## Extracted records
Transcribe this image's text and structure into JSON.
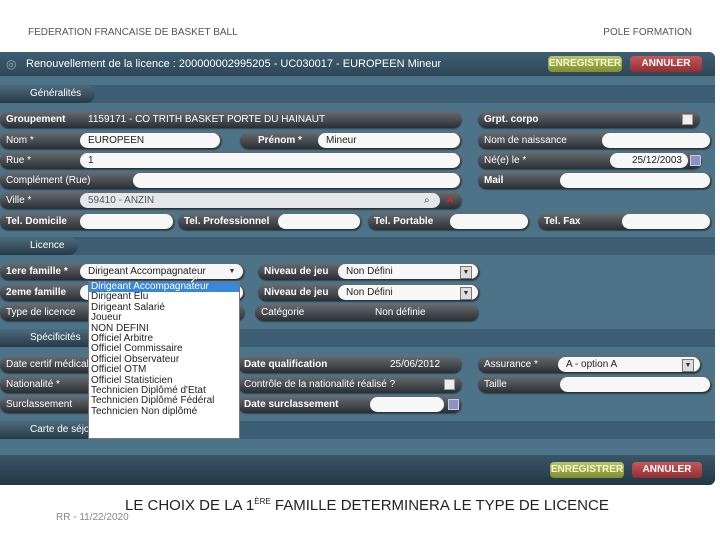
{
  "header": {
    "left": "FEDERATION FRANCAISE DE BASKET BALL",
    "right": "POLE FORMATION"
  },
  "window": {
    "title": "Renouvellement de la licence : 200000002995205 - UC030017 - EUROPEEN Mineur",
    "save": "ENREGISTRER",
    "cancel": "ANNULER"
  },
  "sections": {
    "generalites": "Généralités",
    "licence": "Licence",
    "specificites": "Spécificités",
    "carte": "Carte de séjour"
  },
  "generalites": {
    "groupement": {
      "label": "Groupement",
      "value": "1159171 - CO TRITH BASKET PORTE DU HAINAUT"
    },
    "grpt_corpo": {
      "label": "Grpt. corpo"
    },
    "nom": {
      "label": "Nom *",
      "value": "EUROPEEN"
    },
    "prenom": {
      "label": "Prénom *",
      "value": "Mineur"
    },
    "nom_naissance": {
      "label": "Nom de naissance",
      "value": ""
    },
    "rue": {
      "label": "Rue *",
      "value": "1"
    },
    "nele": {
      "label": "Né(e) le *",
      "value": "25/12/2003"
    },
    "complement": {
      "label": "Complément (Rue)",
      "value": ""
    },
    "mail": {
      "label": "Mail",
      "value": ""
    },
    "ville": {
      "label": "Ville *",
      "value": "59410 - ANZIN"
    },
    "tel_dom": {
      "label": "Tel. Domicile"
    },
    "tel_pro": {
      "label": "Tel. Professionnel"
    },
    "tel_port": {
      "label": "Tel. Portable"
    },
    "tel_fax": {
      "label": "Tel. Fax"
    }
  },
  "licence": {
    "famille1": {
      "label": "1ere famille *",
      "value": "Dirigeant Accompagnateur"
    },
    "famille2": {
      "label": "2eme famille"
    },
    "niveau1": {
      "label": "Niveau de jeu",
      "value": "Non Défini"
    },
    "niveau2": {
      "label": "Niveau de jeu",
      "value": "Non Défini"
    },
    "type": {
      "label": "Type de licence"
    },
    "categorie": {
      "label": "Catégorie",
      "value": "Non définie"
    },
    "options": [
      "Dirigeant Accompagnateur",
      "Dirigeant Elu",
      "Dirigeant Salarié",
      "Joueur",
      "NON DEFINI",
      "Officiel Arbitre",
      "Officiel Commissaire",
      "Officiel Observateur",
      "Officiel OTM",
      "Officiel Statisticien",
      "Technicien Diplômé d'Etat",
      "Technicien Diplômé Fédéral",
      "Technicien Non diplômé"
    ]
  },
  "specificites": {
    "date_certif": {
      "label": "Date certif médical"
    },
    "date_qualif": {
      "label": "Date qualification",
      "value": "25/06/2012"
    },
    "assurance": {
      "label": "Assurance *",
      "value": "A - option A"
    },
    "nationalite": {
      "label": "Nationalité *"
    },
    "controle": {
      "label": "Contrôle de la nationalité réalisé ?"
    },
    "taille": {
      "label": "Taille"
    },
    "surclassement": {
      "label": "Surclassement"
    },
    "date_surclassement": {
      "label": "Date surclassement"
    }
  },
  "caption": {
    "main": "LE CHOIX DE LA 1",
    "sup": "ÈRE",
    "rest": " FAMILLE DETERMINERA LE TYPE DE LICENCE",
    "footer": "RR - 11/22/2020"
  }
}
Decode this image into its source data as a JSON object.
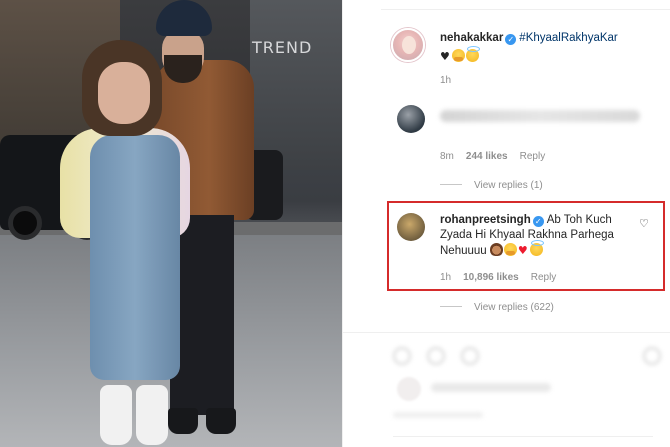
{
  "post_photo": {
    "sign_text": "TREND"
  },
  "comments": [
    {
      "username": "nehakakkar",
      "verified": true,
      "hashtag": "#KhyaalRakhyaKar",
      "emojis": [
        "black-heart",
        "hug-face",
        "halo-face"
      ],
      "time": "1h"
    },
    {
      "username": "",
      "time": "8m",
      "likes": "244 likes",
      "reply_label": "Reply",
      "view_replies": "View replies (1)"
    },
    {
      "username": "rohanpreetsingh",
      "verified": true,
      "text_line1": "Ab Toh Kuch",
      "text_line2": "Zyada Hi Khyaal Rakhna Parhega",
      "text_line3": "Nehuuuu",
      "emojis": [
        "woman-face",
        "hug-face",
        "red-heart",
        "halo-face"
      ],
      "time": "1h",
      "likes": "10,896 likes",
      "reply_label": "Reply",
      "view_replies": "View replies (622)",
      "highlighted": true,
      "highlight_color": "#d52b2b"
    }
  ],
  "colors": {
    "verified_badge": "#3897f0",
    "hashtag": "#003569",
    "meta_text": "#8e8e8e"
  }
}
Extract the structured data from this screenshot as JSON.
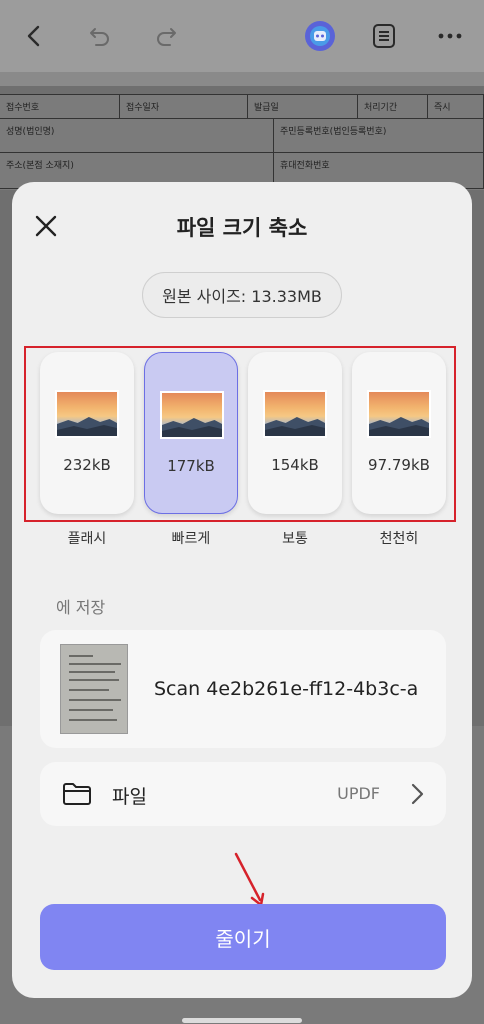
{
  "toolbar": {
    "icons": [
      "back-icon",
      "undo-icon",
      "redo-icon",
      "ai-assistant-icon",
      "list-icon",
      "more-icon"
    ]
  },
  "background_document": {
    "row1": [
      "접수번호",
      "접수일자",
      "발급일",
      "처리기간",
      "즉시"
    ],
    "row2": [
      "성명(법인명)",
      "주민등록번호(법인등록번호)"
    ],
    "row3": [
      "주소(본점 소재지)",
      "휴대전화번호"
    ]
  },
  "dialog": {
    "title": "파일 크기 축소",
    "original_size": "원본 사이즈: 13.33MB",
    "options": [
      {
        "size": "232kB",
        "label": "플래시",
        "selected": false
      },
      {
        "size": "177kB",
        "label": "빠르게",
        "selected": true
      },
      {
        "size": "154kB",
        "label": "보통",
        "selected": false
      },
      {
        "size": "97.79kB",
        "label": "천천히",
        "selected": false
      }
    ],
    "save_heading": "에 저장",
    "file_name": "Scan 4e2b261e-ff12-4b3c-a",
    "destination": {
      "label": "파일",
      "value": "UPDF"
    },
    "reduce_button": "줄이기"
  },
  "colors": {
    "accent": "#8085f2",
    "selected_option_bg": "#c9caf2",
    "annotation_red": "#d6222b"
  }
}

## WRITTEN REQUEST
Where a line above includes "data", copy that line.

## SOLUTION TO THE PROBLEM
Decode this image into its source data as a JSON object.
Extract the structured data from this screenshot as JSON.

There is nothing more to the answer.